Begin

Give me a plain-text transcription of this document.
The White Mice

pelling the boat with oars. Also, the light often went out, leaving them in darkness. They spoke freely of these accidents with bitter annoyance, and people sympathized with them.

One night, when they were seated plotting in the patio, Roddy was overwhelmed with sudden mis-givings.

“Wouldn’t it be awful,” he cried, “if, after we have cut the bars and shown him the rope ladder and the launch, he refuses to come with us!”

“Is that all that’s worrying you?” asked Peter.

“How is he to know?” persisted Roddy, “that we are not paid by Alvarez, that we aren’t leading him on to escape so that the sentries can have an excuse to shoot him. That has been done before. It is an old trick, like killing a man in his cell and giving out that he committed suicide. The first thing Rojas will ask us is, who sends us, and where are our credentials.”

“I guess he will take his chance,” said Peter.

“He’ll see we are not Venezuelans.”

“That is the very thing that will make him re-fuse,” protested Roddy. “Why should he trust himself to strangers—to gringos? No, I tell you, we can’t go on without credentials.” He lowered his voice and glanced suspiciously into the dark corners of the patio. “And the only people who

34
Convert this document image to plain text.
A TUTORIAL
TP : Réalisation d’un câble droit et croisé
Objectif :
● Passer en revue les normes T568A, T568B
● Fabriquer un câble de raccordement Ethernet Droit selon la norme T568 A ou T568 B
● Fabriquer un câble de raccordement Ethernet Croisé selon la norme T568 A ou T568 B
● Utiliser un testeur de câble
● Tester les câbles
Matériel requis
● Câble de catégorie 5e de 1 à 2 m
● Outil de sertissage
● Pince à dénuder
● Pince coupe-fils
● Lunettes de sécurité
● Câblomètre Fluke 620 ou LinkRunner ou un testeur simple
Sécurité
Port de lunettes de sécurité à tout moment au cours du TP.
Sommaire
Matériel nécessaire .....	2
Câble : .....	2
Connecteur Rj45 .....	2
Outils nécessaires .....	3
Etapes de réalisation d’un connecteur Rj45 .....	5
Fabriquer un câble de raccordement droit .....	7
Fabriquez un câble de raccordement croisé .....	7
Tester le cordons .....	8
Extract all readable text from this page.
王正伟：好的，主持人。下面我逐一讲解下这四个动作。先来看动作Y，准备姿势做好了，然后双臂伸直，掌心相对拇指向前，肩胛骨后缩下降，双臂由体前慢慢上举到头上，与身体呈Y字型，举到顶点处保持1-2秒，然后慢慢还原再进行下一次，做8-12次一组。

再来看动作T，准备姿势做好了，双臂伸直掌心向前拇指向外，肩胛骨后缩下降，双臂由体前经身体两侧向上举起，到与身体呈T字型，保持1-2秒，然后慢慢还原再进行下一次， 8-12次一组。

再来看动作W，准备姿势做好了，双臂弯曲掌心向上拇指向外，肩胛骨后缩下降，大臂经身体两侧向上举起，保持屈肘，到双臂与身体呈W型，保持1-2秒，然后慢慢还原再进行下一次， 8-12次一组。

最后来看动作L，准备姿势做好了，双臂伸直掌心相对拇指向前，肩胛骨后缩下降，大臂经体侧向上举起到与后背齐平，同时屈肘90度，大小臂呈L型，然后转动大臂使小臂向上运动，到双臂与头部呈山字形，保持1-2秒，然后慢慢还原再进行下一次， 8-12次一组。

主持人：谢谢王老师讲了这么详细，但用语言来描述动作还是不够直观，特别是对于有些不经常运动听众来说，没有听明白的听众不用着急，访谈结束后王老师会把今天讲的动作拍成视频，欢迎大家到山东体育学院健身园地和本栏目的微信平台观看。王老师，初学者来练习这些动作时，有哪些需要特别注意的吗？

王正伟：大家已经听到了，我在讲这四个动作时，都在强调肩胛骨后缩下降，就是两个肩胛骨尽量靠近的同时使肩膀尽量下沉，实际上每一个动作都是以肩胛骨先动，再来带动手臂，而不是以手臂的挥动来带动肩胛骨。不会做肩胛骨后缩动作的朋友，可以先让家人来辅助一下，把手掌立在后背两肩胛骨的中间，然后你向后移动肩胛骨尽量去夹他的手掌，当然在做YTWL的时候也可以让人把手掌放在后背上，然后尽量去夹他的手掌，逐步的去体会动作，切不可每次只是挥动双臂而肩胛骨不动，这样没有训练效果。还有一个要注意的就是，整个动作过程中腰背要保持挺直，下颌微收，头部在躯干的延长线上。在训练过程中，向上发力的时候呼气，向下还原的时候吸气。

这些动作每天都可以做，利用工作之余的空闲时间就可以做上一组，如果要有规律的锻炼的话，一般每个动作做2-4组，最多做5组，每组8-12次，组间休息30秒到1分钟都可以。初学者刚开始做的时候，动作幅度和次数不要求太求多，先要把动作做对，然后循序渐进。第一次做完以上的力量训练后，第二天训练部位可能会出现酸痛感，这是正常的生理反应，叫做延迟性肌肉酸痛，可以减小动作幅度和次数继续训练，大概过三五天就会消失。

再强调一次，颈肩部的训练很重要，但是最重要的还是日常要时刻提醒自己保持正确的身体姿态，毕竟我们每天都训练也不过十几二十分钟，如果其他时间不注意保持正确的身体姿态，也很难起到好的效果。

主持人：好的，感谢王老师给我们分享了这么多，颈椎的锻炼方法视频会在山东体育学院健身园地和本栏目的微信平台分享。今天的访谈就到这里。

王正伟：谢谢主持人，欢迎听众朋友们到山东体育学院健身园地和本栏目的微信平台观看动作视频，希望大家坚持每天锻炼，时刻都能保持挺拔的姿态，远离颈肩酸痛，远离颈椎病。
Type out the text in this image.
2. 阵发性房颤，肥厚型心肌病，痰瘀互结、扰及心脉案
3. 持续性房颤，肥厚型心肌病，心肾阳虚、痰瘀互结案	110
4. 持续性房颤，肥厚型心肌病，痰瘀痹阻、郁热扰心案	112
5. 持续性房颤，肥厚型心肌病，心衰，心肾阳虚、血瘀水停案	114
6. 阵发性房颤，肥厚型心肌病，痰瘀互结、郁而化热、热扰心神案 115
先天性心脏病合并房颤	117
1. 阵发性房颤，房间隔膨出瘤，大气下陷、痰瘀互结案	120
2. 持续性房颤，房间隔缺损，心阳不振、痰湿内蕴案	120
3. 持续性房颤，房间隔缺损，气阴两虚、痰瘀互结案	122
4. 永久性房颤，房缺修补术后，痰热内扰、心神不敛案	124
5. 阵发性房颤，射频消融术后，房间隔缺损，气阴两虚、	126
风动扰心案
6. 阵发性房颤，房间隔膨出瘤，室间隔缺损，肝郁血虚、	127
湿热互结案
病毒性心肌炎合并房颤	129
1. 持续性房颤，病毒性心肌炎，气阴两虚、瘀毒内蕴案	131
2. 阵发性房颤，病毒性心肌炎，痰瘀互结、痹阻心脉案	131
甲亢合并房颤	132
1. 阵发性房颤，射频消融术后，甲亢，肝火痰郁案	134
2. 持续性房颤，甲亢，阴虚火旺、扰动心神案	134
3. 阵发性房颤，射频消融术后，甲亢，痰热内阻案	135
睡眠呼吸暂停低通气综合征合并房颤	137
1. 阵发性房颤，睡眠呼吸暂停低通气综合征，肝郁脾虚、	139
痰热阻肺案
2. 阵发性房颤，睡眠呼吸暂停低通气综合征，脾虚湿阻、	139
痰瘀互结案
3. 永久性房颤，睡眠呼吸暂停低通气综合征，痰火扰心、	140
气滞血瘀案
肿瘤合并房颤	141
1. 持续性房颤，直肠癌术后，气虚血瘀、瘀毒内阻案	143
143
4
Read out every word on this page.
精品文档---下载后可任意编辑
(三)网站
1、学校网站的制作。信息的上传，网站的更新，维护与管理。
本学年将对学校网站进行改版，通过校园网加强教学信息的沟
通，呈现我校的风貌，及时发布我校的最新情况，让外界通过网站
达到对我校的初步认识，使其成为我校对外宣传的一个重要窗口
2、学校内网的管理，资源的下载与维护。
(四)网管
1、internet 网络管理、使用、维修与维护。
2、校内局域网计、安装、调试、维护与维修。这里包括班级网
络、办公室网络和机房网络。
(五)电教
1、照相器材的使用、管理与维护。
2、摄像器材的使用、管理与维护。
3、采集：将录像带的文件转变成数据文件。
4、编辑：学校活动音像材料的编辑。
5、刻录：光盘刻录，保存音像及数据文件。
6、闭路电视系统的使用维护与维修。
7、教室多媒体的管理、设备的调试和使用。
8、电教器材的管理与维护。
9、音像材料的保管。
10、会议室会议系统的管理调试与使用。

End

> _WORK TO COMPLETE_
Check each line above for the word "心肾阳虚" and copy the ones that have it.

> _FULL RESPONSE_
3. 持续性房颤，肥厚型心肌病，心肾阳虚、痰瘀互结案	110
5. 持续性房颤，肥厚型心肌病，心衰，心肾阳虚、血瘀水停案	114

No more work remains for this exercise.